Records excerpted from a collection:

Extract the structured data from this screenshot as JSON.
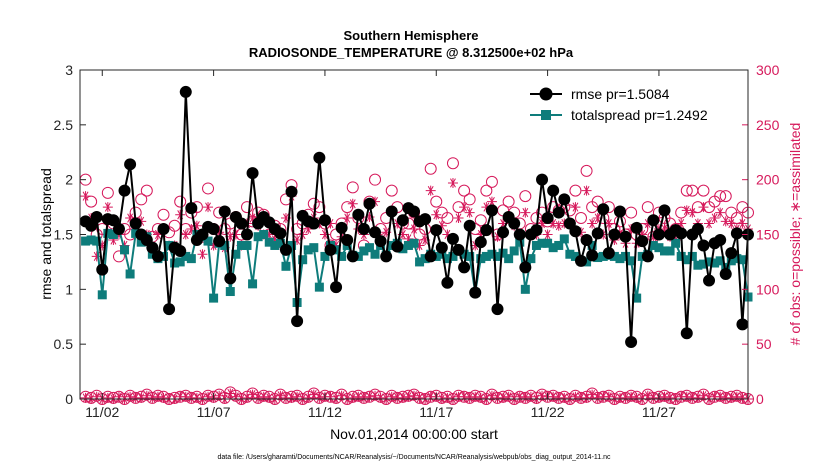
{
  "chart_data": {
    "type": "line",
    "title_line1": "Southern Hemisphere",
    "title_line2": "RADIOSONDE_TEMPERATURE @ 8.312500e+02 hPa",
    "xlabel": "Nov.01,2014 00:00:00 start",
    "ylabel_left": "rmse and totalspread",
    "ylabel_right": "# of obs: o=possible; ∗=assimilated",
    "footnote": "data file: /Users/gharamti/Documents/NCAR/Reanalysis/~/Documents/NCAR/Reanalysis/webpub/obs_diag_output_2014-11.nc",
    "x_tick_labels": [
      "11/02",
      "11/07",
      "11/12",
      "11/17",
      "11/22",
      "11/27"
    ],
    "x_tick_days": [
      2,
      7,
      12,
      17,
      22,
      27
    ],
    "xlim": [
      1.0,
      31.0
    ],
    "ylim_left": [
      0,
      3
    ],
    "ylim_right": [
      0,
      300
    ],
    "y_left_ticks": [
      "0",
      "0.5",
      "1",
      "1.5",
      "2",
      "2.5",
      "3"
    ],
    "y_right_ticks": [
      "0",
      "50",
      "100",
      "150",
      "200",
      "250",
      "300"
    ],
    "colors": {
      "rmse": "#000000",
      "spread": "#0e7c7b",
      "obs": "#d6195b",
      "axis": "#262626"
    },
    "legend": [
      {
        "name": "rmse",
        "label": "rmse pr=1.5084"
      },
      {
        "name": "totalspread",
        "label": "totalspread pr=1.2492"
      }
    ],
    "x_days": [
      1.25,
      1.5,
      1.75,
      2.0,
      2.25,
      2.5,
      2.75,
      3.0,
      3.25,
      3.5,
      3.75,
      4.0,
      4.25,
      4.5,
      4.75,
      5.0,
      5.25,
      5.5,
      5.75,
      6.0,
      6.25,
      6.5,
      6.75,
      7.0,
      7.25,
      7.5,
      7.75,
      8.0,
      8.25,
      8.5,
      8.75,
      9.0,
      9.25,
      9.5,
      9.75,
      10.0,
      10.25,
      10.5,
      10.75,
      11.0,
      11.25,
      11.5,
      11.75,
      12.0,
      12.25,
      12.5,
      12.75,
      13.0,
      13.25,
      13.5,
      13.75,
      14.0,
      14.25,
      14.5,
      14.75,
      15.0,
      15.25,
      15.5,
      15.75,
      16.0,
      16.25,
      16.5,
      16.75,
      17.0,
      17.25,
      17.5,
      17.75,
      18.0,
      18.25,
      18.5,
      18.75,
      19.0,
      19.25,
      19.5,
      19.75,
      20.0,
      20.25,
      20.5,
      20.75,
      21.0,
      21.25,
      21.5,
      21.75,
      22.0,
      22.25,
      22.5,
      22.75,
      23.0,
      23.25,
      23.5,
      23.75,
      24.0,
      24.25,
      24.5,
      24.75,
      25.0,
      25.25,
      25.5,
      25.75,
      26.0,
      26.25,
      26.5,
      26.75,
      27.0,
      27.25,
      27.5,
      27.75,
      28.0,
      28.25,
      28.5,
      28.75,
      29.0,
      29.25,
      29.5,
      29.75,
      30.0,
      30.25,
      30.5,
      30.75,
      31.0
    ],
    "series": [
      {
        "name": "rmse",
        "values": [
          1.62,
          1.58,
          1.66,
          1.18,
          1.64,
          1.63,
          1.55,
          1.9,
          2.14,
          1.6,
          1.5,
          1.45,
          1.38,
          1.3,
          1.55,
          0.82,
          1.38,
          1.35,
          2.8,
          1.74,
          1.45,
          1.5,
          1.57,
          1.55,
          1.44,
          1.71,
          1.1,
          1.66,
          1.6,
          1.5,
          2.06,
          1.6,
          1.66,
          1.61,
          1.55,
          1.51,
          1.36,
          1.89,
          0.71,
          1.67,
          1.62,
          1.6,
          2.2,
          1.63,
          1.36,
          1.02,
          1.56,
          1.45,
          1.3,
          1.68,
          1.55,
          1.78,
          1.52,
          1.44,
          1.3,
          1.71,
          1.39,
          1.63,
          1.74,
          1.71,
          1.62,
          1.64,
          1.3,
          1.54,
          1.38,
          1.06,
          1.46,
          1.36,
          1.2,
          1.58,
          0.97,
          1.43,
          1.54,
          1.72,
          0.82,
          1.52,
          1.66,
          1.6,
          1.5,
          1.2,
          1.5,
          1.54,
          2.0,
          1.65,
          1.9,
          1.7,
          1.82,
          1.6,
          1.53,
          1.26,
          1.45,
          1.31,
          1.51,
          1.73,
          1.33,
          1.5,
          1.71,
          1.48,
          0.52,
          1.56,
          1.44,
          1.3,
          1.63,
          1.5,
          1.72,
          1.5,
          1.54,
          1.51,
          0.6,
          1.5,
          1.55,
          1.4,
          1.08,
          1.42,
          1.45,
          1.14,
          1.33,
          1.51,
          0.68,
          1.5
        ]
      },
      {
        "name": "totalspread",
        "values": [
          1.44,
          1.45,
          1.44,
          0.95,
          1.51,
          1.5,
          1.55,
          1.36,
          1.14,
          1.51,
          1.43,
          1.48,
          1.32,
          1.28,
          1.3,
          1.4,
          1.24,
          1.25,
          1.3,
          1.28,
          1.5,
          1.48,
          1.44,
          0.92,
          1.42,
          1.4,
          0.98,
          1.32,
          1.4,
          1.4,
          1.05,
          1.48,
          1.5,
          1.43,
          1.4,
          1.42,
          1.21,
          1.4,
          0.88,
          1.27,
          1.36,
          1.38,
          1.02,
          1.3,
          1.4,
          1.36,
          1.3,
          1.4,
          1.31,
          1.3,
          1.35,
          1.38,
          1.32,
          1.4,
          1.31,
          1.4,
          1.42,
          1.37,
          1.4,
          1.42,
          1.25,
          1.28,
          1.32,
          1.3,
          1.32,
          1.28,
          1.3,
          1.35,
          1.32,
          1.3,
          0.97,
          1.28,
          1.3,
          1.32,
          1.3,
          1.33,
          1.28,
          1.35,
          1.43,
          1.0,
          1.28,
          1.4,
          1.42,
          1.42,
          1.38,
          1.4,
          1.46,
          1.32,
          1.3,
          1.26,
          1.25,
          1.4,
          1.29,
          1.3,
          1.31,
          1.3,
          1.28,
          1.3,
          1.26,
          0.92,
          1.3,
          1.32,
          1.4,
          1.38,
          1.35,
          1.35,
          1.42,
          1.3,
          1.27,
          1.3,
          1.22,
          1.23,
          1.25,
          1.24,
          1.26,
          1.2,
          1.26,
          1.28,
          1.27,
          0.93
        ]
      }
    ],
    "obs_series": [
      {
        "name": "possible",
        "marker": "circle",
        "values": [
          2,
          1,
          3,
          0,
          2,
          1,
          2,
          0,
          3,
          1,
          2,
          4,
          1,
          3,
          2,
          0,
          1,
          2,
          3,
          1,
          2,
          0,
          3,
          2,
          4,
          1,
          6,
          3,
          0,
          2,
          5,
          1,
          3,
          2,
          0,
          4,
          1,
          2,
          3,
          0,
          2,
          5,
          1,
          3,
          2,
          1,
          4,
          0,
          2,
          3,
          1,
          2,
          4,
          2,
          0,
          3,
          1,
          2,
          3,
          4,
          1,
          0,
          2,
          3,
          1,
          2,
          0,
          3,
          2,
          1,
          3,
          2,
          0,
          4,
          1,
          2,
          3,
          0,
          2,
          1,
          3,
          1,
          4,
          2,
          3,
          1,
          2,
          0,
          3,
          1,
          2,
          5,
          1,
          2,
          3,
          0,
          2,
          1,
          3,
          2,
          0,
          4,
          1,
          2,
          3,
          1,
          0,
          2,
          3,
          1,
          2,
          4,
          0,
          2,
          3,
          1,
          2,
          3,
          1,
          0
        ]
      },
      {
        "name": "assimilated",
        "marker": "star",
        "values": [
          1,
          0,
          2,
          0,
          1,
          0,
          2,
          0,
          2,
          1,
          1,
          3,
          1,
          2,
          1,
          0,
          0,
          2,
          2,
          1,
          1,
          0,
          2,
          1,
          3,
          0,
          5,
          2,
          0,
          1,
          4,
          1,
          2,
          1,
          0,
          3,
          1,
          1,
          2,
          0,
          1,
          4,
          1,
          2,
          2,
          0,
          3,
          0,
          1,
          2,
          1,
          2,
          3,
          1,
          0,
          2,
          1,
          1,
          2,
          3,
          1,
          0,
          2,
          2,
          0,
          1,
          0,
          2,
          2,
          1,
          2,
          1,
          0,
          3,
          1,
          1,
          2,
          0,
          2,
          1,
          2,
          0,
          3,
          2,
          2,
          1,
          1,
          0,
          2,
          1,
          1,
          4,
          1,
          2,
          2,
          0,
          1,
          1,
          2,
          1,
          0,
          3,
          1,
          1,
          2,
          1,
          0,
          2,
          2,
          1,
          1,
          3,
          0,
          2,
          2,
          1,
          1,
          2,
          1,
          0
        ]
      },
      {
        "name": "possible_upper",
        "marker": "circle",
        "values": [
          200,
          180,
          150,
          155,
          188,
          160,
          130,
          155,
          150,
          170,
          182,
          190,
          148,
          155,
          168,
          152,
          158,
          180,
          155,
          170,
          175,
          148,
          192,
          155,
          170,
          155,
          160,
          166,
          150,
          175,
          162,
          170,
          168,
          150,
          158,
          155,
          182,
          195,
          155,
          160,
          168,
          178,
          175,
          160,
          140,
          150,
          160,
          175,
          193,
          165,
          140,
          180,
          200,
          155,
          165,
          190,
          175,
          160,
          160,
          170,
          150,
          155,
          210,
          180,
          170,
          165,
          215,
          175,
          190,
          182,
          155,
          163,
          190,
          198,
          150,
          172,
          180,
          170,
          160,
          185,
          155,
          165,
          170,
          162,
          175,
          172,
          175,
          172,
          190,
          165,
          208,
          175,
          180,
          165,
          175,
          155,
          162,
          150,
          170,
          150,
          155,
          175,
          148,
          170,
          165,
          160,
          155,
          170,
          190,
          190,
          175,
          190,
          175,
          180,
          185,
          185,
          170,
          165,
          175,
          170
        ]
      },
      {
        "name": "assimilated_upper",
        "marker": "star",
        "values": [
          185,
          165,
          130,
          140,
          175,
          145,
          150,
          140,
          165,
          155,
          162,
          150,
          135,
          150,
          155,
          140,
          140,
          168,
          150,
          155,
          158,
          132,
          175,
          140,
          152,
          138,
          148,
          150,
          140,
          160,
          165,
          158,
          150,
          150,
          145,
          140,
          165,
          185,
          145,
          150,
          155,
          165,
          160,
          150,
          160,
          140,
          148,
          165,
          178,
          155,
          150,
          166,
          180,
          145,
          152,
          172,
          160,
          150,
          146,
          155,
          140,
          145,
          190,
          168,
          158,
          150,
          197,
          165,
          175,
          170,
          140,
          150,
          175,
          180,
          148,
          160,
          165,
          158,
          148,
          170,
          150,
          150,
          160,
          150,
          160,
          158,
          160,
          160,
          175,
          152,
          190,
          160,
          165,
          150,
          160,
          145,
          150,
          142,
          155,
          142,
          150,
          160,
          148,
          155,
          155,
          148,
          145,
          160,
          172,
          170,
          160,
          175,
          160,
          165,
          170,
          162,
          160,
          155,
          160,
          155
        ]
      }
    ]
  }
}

Exercise description: Filter lines by "rmse" and return each hit.

Finished exercise:
    "ylabel_left": "rmse and totalspread",
      "rmse": "#000000",
        "name": "rmse",
        "label": "rmse pr=1.5084"
        "name": "rmse",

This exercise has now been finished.